====== TASK DATA ======

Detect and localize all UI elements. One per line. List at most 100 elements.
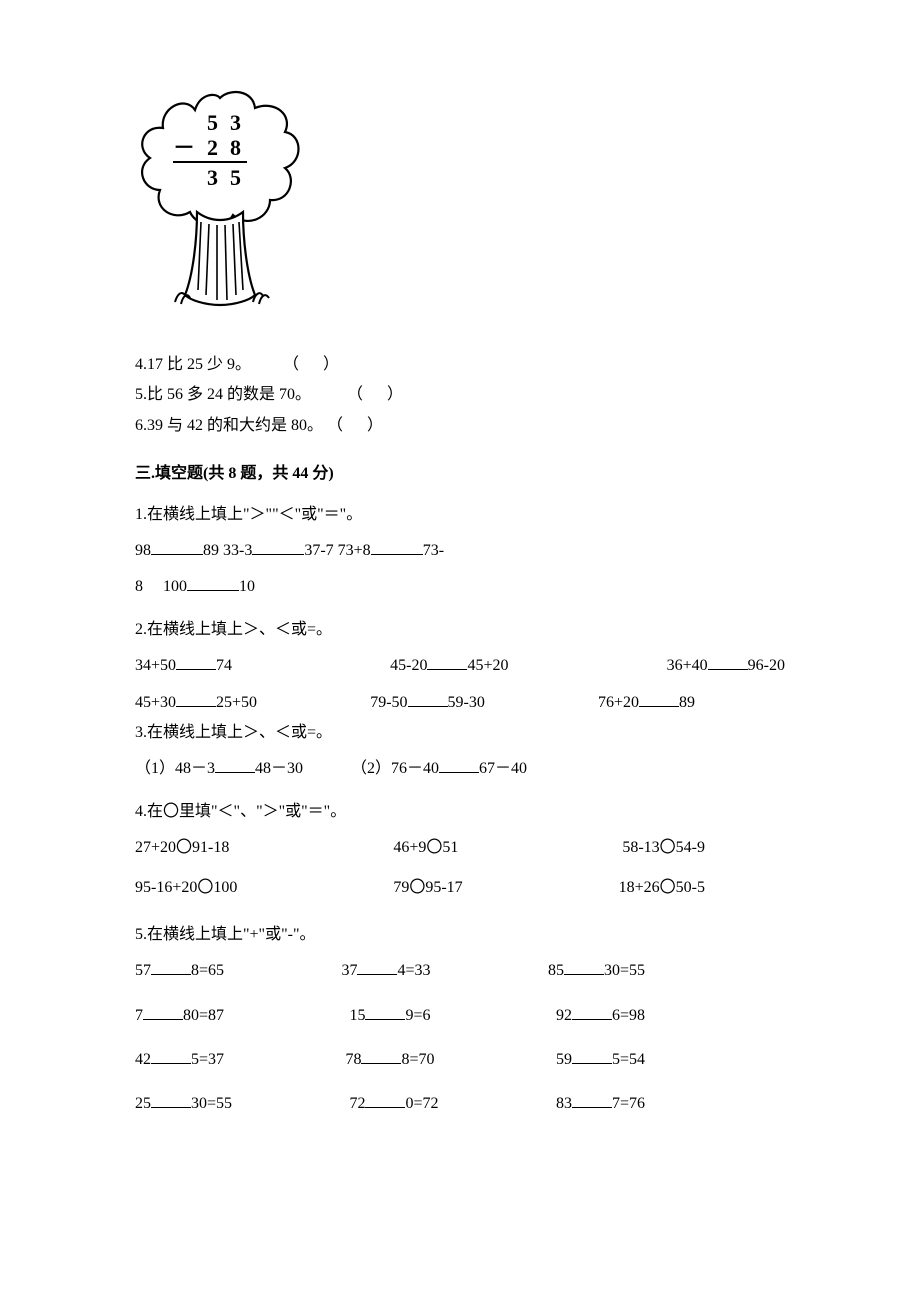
q5-right: 6=98 xyxy=(612,1007,645,1024)
q3-prompt: 3.在横线上填上＞、＜或=。 xyxy=(135,718,785,748)
q5-prompt: 5.在横线上填上"+"或"-"。 xyxy=(135,920,785,950)
q2r1c-r: 96-20 xyxy=(748,657,785,674)
q5-right: 0=72 xyxy=(405,1095,438,1112)
q3a-r: 48－30 xyxy=(255,760,303,777)
q5-row: 578=65 374=33 85 30=55 xyxy=(135,956,645,986)
q5-right: 5=37 xyxy=(191,1051,224,1068)
q5-cell: 85 30=55 xyxy=(548,956,645,986)
q1-a1l: 98 xyxy=(135,542,151,559)
blank[interactable] xyxy=(357,960,397,975)
blank[interactable] xyxy=(151,960,191,975)
q2-row1: 34+5074 45-2045+20 36+4096-20 xyxy=(135,651,785,681)
blank[interactable] xyxy=(639,691,679,706)
q4-row1: 27+20〇91-18 46+9〇51 58-13〇54-9 xyxy=(135,833,705,863)
fig-bot1: 3 xyxy=(207,165,218,190)
blank[interactable] xyxy=(252,540,304,555)
q5-row: 7 80=87 15 9=6 92 6=98 xyxy=(135,1001,645,1031)
judge-q6: 6.39 与 42 的和大约是 80。 （ ） xyxy=(135,411,785,441)
blank[interactable] xyxy=(151,540,203,555)
q2r2b-l: 79-50 xyxy=(370,694,407,711)
q2-row2: 45+3025+50 79-5059-30 76+2089 xyxy=(135,688,695,718)
tree-svg: 5 3 － 2 8 3 5 xyxy=(135,90,305,320)
blank[interactable] xyxy=(176,691,216,706)
q5-right: 9=6 xyxy=(405,1007,430,1024)
q5-left: 25 xyxy=(135,1095,151,1112)
q5-cell: 92 6=98 xyxy=(556,1001,645,1031)
q4r1b: 46+9〇51 xyxy=(393,833,458,863)
q5-right: 4=33 xyxy=(397,962,430,979)
fig-top2: 3 xyxy=(230,110,241,135)
q5-cell: 2530=55 xyxy=(135,1089,232,1119)
q3b-r: 67－40 xyxy=(479,760,527,777)
q5-cell: 7 80=87 xyxy=(135,1001,224,1031)
blank[interactable] xyxy=(361,1049,401,1064)
q5-rows: 578=65 374=33 85 30=55 7 80=87 15 9=6 92 6=98 42 5=… xyxy=(135,956,785,1120)
q2r1b-l: 45-20 xyxy=(390,657,427,674)
fig-mid1: 2 xyxy=(207,135,218,160)
q5-cell: 42 5=37 xyxy=(135,1045,224,1075)
fig-top1: 5 xyxy=(207,110,218,135)
blank[interactable] xyxy=(572,1004,612,1019)
q5-right: 80=87 xyxy=(183,1007,224,1024)
q5-right: 30=55 xyxy=(604,962,645,979)
q5-left: 42 xyxy=(135,1051,151,1068)
q2r2c-l: 76+20 xyxy=(598,694,639,711)
blank[interactable] xyxy=(572,1049,612,1064)
q5-cell: 72 0=72 xyxy=(349,1089,438,1119)
q5-cell: 578=65 xyxy=(135,956,224,986)
q5-left: 85 xyxy=(548,962,564,979)
q4r2b: 79〇95-17 xyxy=(393,873,462,903)
blank[interactable] xyxy=(365,1004,405,1019)
blank[interactable] xyxy=(151,1049,191,1064)
q2r2a-r: 25+50 xyxy=(216,694,257,711)
blank[interactable] xyxy=(427,655,467,670)
q5-cell: 15 9=6 xyxy=(349,1001,430,1031)
q1-a1r: 89 33-3 xyxy=(203,542,252,559)
blank[interactable] xyxy=(187,576,239,591)
fig-bot2: 5 xyxy=(230,165,241,190)
q5-cell: 59 5=54 xyxy=(556,1045,645,1075)
fig-sign: － xyxy=(173,135,195,160)
q5-left: 72 xyxy=(349,1095,365,1112)
q3a-l: （1）48－3 xyxy=(135,760,215,777)
q2-prompt: 2.在横线上填上＞、＜或=。 xyxy=(135,615,785,645)
q4r1a: 27+20〇91-18 xyxy=(135,833,229,863)
q5-left: 15 xyxy=(349,1007,365,1024)
q2r1c-l: 36+40 xyxy=(667,657,708,674)
q4-prompt: 4.在〇里填"＜"、"＞"或"＝"。 xyxy=(135,797,785,827)
q1-line2: 8 10010 xyxy=(135,572,785,602)
page: 5 3 － 2 8 3 5 xyxy=(0,0,920,1302)
judge-q5: 5.比 56 多 24 的数是 70。 （ ） xyxy=(135,380,785,410)
blank[interactable] xyxy=(215,758,255,773)
q5-left: 92 xyxy=(556,1007,572,1024)
blank[interactable] xyxy=(564,960,604,975)
q3-line: （1）48－3 48－30 （2）76－40 67－40 xyxy=(135,754,785,784)
blank[interactable] xyxy=(439,758,479,773)
blank[interactable] xyxy=(365,1093,405,1108)
blank[interactable] xyxy=(708,655,748,670)
q2r1a-r: 74 xyxy=(216,657,232,674)
q5-left: 7 xyxy=(135,1007,143,1024)
q4r1c: 58-13〇54-9 xyxy=(622,833,705,863)
blank[interactable] xyxy=(176,655,216,670)
q4r2c: 18+26〇50-5 xyxy=(619,873,705,903)
blank[interactable] xyxy=(143,1004,183,1019)
tree-figure: 5 3 － 2 8 3 5 xyxy=(135,90,305,320)
blank[interactable] xyxy=(371,540,423,555)
blank[interactable] xyxy=(572,1093,612,1108)
blank[interactable] xyxy=(151,1093,191,1108)
q5-cell: 788=70 xyxy=(345,1045,434,1075)
q3b-l: （2）76－40 xyxy=(351,760,439,777)
q5-left: 59 xyxy=(556,1051,572,1068)
q2r2b-r: 59-30 xyxy=(448,694,485,711)
q1-a3r: 73- xyxy=(423,542,444,559)
q5-right: 5=54 xyxy=(612,1051,645,1068)
q5-row: 2530=55720=72837=76 xyxy=(135,1089,645,1119)
q2r2c-r: 89 xyxy=(679,694,695,711)
q5-cell: 374=33 xyxy=(341,956,430,986)
section3-title: 三.填空题(共 8 题，共 44 分) xyxy=(135,459,785,489)
blank[interactable] xyxy=(408,691,448,706)
q5-left: 78 xyxy=(345,1051,361,1068)
q1-l2r: 10 xyxy=(239,578,255,595)
q5-right: 8=65 xyxy=(191,962,224,979)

======

▶ [TASK BRIEF] Output the listing above again line by line, with no changes to any line, and omit the picture.

▶ [TASK RESULT]
Detect and localize all UI elements. One per line. List at most 100 elements.
q5-right: 6=98 xyxy=(612,1007,645,1024)
q3-prompt: 3.在横线上填上＞、＜或=。 xyxy=(135,718,785,748)
q5-prompt: 5.在横线上填上"+"或"-"。 xyxy=(135,920,785,950)
q2r1c-r: 96-20 xyxy=(748,657,785,674)
q5-right: 0=72 xyxy=(405,1095,438,1112)
q3a-r: 48－30 xyxy=(255,760,303,777)
q5-row: 578=65 374=33 85 30=55 xyxy=(135,956,645,986)
q5-right: 5=37 xyxy=(191,1051,224,1068)
q5-cell: 85 30=55 xyxy=(548,956,645,986)
q1-a1l: 98 xyxy=(135,542,151,559)
blank[interactable] xyxy=(357,960,397,975)
blank[interactable] xyxy=(151,960,191,975)
q2-row1: 34+5074 45-2045+20 36+4096-20 xyxy=(135,651,785,681)
blank[interactable] xyxy=(639,691,679,706)
q4-row1: 27+20〇91-18 46+9〇51 58-13〇54-9 xyxy=(135,833,705,863)
fig-bot1: 3 xyxy=(207,165,218,190)
blank[interactable] xyxy=(252,540,304,555)
q5-row: 7 80=87 15 9=6 92 6=98 xyxy=(135,1001,645,1031)
judge-q6: 6.39 与 42 的和大约是 80。 （ ） xyxy=(135,411,785,441)
blank[interactable] xyxy=(151,540,203,555)
q2r2b-l: 79-50 xyxy=(370,694,407,711)
q2-row2: 45+3025+50 79-5059-30 76+2089 xyxy=(135,688,695,718)
tree-svg: 5 3 － 2 8 3 5 xyxy=(135,90,305,320)
blank[interactable] xyxy=(176,691,216,706)
q5-right: 9=6 xyxy=(405,1007,430,1024)
q5-left: 25 xyxy=(135,1095,151,1112)
q5-cell: 92 6=98 xyxy=(556,1001,645,1031)
q4r1b: 46+9〇51 xyxy=(393,833,458,863)
q5-right: 4=33 xyxy=(397,962,430,979)
fig-top2: 3 xyxy=(230,110,241,135)
q5-cell: 2530=55 xyxy=(135,1089,232,1119)
q3b-r: 67－40 xyxy=(479,760,527,777)
q5-cell: 7 80=87 xyxy=(135,1001,224,1031)
blank[interactable] xyxy=(361,1049,401,1064)
q5-rows: 578=65 374=33 85 30=55 7 80=87 15 9=6 92 6=98 42 5=… xyxy=(135,956,785,1120)
q2r1b-l: 45-20 xyxy=(390,657,427,674)
fig-mid1: 2 xyxy=(207,135,218,160)
q5-cell: 42 5=37 xyxy=(135,1045,224,1075)
fig-top1: 5 xyxy=(207,110,218,135)
blank[interactable] xyxy=(572,1004,612,1019)
q5-right: 80=87 xyxy=(183,1007,224,1024)
q5-right: 30=55 xyxy=(604,962,645,979)
q5-left: 42 xyxy=(135,1051,151,1068)
q2r2c-l: 76+20 xyxy=(598,694,639,711)
blank[interactable] xyxy=(572,1049,612,1064)
q5-cell: 72 0=72 xyxy=(349,1089,438,1119)
q5-cell: 578=65 xyxy=(135,956,224,986)
q5-left: 85 xyxy=(548,962,564,979)
q4r2b: 79〇95-17 xyxy=(393,873,462,903)
blank[interactable] xyxy=(365,1004,405,1019)
blank[interactable] xyxy=(151,1049,191,1064)
q2r2a-r: 25+50 xyxy=(216,694,257,711)
blank[interactable] xyxy=(427,655,467,670)
q5-cell: 15 9=6 xyxy=(349,1001,430,1031)
q1-a1r: 89 33-3 xyxy=(203,542,252,559)
blank[interactable] xyxy=(187,576,239,591)
fig-bot2: 5 xyxy=(230,165,241,190)
q5-cell: 59 5=54 xyxy=(556,1045,645,1075)
fig-sign: － xyxy=(173,135,195,160)
q5-left: 72 xyxy=(349,1095,365,1112)
q3a-l: （1）48－3 xyxy=(135,760,215,777)
q2-prompt: 2.在横线上填上＞、＜或=。 xyxy=(135,615,785,645)
q4r1a: 27+20〇91-18 xyxy=(135,833,229,863)
q5-left: 15 xyxy=(349,1007,365,1024)
q2r1c-l: 36+40 xyxy=(667,657,708,674)
q4-prompt: 4.在〇里填"＜"、"＞"或"＝"。 xyxy=(135,797,785,827)
q1-line2: 8 10010 xyxy=(135,572,785,602)
page: 5 3 － 2 8 3 5 xyxy=(0,0,920,1302)
judge-q5: 5.比 56 多 24 的数是 70。 （ ） xyxy=(135,380,785,410)
blank[interactable] xyxy=(215,758,255,773)
q5-left: 92 xyxy=(556,1007,572,1024)
blank[interactable] xyxy=(564,960,604,975)
q3-line: （1）48－3 48－30 （2）76－40 67－40 xyxy=(135,754,785,784)
blank[interactable] xyxy=(439,758,479,773)
blank[interactable] xyxy=(365,1093,405,1108)
blank[interactable] xyxy=(708,655,748,670)
q2r1a-r: 74 xyxy=(216,657,232,674)
q5-left: 7 xyxy=(135,1007,143,1024)
q4r1c: 58-13〇54-9 xyxy=(622,833,705,863)
blank[interactable] xyxy=(176,655,216,670)
q4r2c: 18+26〇50-5 xyxy=(619,873,705,903)
blank[interactable] xyxy=(143,1004,183,1019)
tree-figure: 5 3 － 2 8 3 5 xyxy=(135,90,305,320)
blank[interactable] xyxy=(371,540,423,555)
blank[interactable] xyxy=(572,1093,612,1108)
blank[interactable] xyxy=(151,1093,191,1108)
q5-cell: 788=70 xyxy=(345,1045,434,1075)
q3b-l: （2）76－40 xyxy=(351,760,439,777)
q5-left: 59 xyxy=(556,1051,572,1068)
q2r2b-r: 59-30 xyxy=(448,694,485,711)
q1-a3r: 73- xyxy=(423,542,444,559)
q5-right: 5=54 xyxy=(612,1051,645,1068)
q5-row: 2530=55720=72837=76 xyxy=(135,1089,645,1119)
q2r2c-r: 89 xyxy=(679,694,695,711)
q5-cell: 374=33 xyxy=(341,956,430,986)
section3-title: 三.填空题(共 8 题，共 44 分) xyxy=(135,459,785,489)
blank[interactable] xyxy=(408,691,448,706)
q5-left: 78 xyxy=(345,1051,361,1068)
q1-l2r: 10 xyxy=(239,578,255,595)
q5-right: 8=65 xyxy=(191,962,224,979)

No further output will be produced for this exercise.